═══ Material to process ═══
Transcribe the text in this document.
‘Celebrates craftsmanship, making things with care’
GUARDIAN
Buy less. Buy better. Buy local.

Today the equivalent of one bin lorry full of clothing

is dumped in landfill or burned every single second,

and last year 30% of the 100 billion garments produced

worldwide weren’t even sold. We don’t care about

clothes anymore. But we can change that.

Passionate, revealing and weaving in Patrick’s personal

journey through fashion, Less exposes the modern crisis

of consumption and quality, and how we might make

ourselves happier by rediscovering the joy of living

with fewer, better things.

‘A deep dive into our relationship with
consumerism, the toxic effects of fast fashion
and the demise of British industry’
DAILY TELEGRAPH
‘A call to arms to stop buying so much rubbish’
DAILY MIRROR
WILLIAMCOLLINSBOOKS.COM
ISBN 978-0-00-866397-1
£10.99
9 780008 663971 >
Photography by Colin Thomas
═══
All of the data must be returned exactly.

Transcribe the text in this document.
‘Celebrates craftsmanship, making things with care’
GUARDIAN
Buy less. Buy better. Buy local.

Today the equivalent of one bin lorry full of clothing

is dumped in landfill or burned every single second,

and last year 30% of the 100 billion garments produced

worldwide weren’t even sold. We don’t care about

clothes anymore. But we can change that.

Passionate, revealing and weaving in Patrick’s personal

journey through fashion, Less exposes the modern crisis

of consumption and quality, and how we might make

ourselves happier by rediscovering the joy of living

with fewer, better things.

‘A deep dive into our relationship with
consumerism, the toxic effects of fast fashion
and the demise of British industry’
DAILY TELEGRAPH
‘A call to arms to stop buying so much rubbish’
DAILY MIRROR
WILLIAMCOLLINSBOOKS.COM
ISBN 978-0-00-866397-1
£10.99
9 780008 663971 >
Photography by Colin Thomas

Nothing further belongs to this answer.